■ **Required work**
Reproduce the excerpt on Tunica and its casinos word for word, from "Before The Boom, this" to "high school gymnasium.".

** start of Excerpt provided **

Then, rising unexpectedly in the distance, a Goliath appears: garishly lit casinos towering over the flat, empty landscape.
Inside these smoky palaces, slot machines ding and time seems suspended as people gamble paychecks at poker, craps and blackjack tables.
There are two ways to measure time here, jokes Tunica Museum director Richard Taylor, “BC and everything after.” BC stands for before casinos, which started arriving in 1992. Everything after is The Boom.

Before The Boom, this was one of the poorest counties in the country, home to “Sugar Ditch,” an open sewage ditch along which lived people in leaky, rat- infested shacks. Jesse Jackson took one look and called it “an American Ethiopia.”
The only gambling was at Harold (Hard- Faced) Clanton’s juke house craps tables, which some say made him a rare thing indeed – a black millionaire in the Delta. Tunica residents are proud of their gambling history. Clanton was so popular that the best blues artists in the country played his place, he was known as “the black sheriff” and his huge funeral was held at a local high school gymnasium.

Today, over at Harrah’s, one of nine casinos in what has become the third largest gambling location in America, Paula Deen’s life-size image smiles big and invites gamblers to eat at her buffet and stay to play.
But many gamblers are drawn to two historic local restaurants that have stood the test of time. They have become beacons of authenticity, a constant for locals to hang on to.
For decades, locals and visitors alike have flocked to the Blue and White, a classic American diner that started out in 1924 as a gas station and bus stop on U.S. Highway 61, “the Blues Highway.” About 10 miles north in Robinsonville, now known as Tunica Resorts, the same mix of people frequent the Hollywood Cafe, where the famous piano referenced in the song “Walking In Memphis” still sits in a place that touts itself as the creator of the fried dill pickle, now a southern staple.

The Blue and White is a Classic American diner that started out as a gas station.
The Blue and White is a Classic American diner that started out as a gas station.

Walk in these two local landmarks and you’ll see tourists passing through from all over the world. But they are also gathering places full of local history. Both, like Tunica, have reaped a windfall from the influx of casinos. A big herd of earth movers rolled into the cotton fields north of town and when the dust cleared, 6,000 hotel rooms had sprouted. Along with the casinos, golf resorts, outlet mall and airport, more than 16,000 gaming jobs materialized. The money was a godsend. New businesses began to open and brought new energy to what had looked like one more little town slowly shriveling.

** end of Excerpt provided **
** start of Records **

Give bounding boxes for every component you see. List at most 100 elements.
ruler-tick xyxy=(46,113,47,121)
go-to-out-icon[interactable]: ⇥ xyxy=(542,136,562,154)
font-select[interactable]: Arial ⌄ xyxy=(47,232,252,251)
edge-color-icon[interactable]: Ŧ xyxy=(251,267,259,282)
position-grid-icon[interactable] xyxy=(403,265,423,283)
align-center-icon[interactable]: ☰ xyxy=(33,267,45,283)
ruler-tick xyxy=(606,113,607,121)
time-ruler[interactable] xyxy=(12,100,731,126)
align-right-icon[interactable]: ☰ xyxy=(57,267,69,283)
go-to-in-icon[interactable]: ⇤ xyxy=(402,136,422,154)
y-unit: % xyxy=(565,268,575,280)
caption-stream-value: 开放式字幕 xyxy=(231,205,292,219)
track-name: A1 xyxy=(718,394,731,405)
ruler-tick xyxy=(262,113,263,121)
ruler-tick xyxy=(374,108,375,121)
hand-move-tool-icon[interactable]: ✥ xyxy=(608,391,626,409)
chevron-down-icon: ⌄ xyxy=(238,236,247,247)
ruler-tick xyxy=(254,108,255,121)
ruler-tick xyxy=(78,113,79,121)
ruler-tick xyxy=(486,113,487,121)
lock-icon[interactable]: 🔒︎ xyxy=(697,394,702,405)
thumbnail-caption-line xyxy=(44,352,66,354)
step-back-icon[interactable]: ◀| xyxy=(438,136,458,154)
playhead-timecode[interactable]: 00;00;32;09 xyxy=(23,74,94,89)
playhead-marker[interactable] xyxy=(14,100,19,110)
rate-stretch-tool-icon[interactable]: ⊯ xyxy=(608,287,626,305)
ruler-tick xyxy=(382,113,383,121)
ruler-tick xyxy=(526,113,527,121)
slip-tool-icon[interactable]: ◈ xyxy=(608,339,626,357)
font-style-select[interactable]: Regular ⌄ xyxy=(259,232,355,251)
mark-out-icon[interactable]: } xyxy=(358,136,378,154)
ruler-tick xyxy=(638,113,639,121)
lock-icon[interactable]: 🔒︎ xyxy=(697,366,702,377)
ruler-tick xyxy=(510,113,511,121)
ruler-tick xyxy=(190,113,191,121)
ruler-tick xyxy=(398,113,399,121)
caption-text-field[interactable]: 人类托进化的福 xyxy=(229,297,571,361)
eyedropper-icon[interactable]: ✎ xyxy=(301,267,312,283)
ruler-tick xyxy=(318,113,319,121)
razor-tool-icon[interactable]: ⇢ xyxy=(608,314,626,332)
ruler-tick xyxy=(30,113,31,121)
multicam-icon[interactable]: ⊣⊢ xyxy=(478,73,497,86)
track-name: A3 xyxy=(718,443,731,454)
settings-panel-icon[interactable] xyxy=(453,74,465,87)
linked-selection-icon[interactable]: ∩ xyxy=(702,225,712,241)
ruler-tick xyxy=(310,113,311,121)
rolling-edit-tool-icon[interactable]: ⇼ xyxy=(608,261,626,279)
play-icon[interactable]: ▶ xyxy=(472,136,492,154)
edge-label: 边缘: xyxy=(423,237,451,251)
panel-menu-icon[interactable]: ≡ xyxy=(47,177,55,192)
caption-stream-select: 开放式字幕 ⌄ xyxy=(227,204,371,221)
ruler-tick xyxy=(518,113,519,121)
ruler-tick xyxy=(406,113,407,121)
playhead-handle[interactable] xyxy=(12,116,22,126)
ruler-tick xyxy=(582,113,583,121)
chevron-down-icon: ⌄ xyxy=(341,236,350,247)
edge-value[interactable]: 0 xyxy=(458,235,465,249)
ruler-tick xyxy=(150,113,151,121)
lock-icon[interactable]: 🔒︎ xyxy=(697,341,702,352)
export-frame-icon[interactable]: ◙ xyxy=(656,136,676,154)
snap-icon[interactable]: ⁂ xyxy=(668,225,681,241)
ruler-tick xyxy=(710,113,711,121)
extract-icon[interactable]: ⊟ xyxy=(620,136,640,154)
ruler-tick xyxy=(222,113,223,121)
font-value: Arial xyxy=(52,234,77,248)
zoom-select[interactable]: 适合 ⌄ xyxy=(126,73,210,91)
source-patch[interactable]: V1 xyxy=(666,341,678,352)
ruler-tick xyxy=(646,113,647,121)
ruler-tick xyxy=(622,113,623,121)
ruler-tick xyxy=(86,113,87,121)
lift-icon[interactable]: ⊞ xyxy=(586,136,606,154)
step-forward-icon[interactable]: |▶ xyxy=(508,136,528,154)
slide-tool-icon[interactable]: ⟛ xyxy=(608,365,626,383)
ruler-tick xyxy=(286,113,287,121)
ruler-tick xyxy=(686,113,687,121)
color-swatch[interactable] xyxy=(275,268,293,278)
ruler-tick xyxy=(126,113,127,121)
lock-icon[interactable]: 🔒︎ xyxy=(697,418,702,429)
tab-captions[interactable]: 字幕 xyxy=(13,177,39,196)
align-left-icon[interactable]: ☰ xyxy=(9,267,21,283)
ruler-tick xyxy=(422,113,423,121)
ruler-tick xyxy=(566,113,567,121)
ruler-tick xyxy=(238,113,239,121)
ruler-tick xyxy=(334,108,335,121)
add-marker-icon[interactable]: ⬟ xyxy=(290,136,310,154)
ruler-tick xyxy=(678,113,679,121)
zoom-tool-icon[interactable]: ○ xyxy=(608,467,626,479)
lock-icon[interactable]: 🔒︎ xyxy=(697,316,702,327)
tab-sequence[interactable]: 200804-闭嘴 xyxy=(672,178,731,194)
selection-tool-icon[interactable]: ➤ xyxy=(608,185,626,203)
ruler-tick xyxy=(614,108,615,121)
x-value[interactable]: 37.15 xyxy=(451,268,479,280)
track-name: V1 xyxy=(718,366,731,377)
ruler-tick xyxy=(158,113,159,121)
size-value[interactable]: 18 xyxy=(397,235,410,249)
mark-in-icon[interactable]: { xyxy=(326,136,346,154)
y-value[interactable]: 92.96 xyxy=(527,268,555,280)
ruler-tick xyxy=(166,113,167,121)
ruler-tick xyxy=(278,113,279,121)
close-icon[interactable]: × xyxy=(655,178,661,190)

** end of Records **

■ **Correct output**
Before The Boom, this was one of the poorest counties in the country, home to “Sugar Ditch,” an open sewage ditch along which lived people in leaky, rat- infested shacks. Jesse Jackson took one look and called it “an American Ethiopia.”
The only gambling was at Harold (Hard- Faced) Clanton’s juke house craps tables, which some say made him a rare thing indeed – a black millionaire in the Delta. Tunica residents are proud of their gambling history. Clanton was so popular that the best blues artists in the country played his place, he was known as “the black sheriff” and his huge funeral was held at a local high school gymnasium.